DATA FOR THIS TASK:
____________________

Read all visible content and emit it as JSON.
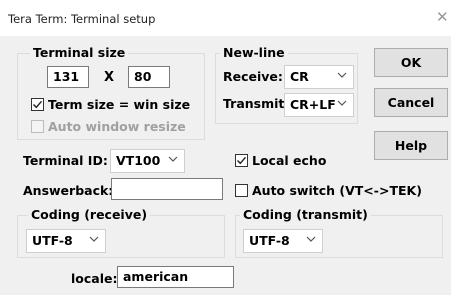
{
  "window": {
    "title": "Tera Term: Terminal setup"
  },
  "terminal_size": {
    "legend": "Terminal size",
    "cols": "131",
    "times": "X",
    "rows": "80",
    "term_eq_win_label": "Term size = win size",
    "term_eq_win_checked": true,
    "auto_resize_label": "Auto window resize",
    "auto_resize_checked": false,
    "auto_resize_enabled": false
  },
  "new_line": {
    "legend": "New-line",
    "receive_label": "Receive:",
    "receive_value": "CR",
    "transmit_label": "Transmit:",
    "transmit_value": "CR+LF"
  },
  "buttons": {
    "ok": "OK",
    "cancel": "Cancel",
    "help": "Help"
  },
  "terminal_id": {
    "label": "Terminal ID:",
    "value": "VT100"
  },
  "local_echo": {
    "label": "Local echo",
    "checked": true
  },
  "answerback": {
    "label": "Answerback:",
    "value": ""
  },
  "auto_switch": {
    "label": "Auto switch (VT<->TEK)",
    "checked": false
  },
  "coding_receive": {
    "legend": "Coding (receive)",
    "value": "UTF-8"
  },
  "coding_transmit": {
    "legend": "Coding (transmit)",
    "value": "UTF-8"
  },
  "locale": {
    "label": "locale:",
    "value": "american"
  },
  "icons": {
    "close": "close-icon",
    "dropdown": "chevron-down-icon",
    "check": "checkmark-icon"
  }
}
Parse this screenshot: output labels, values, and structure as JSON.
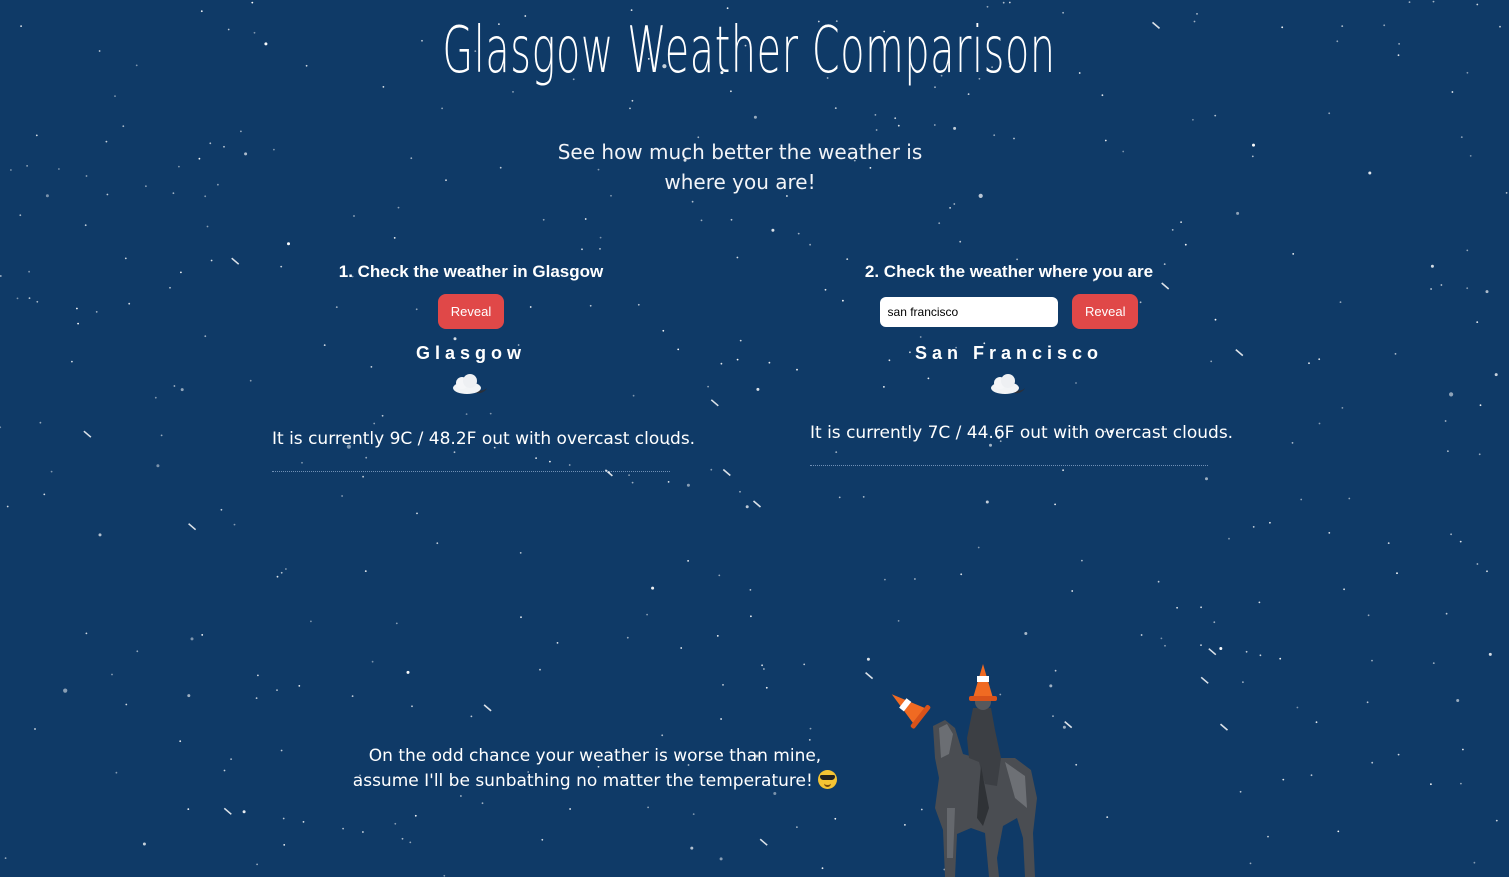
{
  "header": {
    "title": "Glasgow Weather Comparison",
    "subtitle": "See how much better the weather is where you are!"
  },
  "glasgow_panel": {
    "heading": "1. Check the weather in Glasgow",
    "reveal_label": "Reveal",
    "city": "Glasgow",
    "icon": "cloud-moon-icon",
    "description": "It is currently 9C / 48.2F out with overcast clouds."
  },
  "local_panel": {
    "heading": "2. Check the weather where you are",
    "input_value": "san francisco",
    "reveal_label": "Reveal",
    "city": "San Francisco",
    "icon": "cloud-moon-icon",
    "description": "It is currently 7C / 44.6F out with overcast clouds."
  },
  "footer": {
    "line1": "On the odd chance your weather is worse than mine,",
    "line2": "assume I'll be sunbathing no matter the temperature!",
    "emoji": "sunglasses-face-icon"
  },
  "colors": {
    "background": "#0f3a67",
    "button": "#e04848",
    "text": "#ffffff"
  }
}
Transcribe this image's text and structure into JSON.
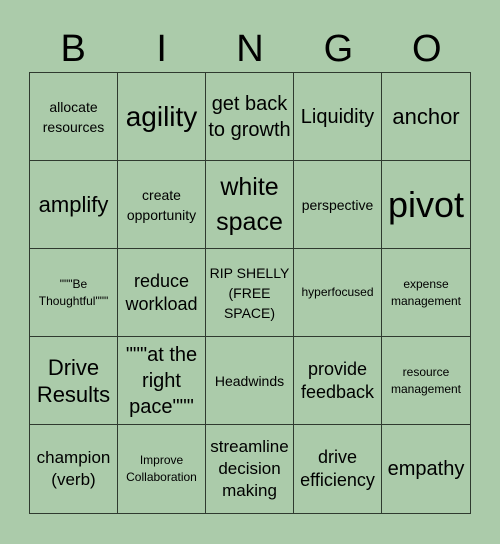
{
  "header": [
    "B",
    "I",
    "N",
    "G",
    "O"
  ],
  "cells": [
    {
      "text": "allocate resources",
      "size": "s14"
    },
    {
      "text": "agility",
      "size": "s28"
    },
    {
      "text": "get back to growth",
      "size": "s20"
    },
    {
      "text": "Liquidity",
      "size": "s20"
    },
    {
      "text": "anchor",
      "size": "s22"
    },
    {
      "text": "amplify",
      "size": "s22"
    },
    {
      "text": "create opportunity",
      "size": "s14"
    },
    {
      "text": "white space",
      "size": "s25"
    },
    {
      "text": "perspective",
      "size": "s14"
    },
    {
      "text": "pivot",
      "size": "s36"
    },
    {
      "text": "\"\"\"Be Thoughtful\"\"\"",
      "size": "s12"
    },
    {
      "text": "reduce workload",
      "size": "s18"
    },
    {
      "text": "RIP SHELLY (FREE SPACE)",
      "size": "s14"
    },
    {
      "text": "hyperfocused",
      "size": "s12"
    },
    {
      "text": "expense management",
      "size": "s12"
    },
    {
      "text": "Drive Results",
      "size": "s22"
    },
    {
      "text": "\"\"\"at the right pace\"\"\"",
      "size": "s20"
    },
    {
      "text": "Headwinds",
      "size": "s14"
    },
    {
      "text": "provide feedback",
      "size": "s18"
    },
    {
      "text": "resource management",
      "size": "s12"
    },
    {
      "text": "champion (verb)",
      "size": "s17"
    },
    {
      "text": "Improve Collaboration",
      "size": "s12"
    },
    {
      "text": "streamline decision making",
      "size": "s17"
    },
    {
      "text": "drive efficiency",
      "size": "s18"
    },
    {
      "text": "empathy",
      "size": "s20"
    }
  ]
}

____________________

WHAT THE TASK REQUIRES: Where a line in the material contains "overcast", copy that line.

FINAL RESULT:
    "description": "It is currently 9C / 48.2F out with overcast clouds."
    "description": "It is currently 7C / 44.6F out with overcast clouds."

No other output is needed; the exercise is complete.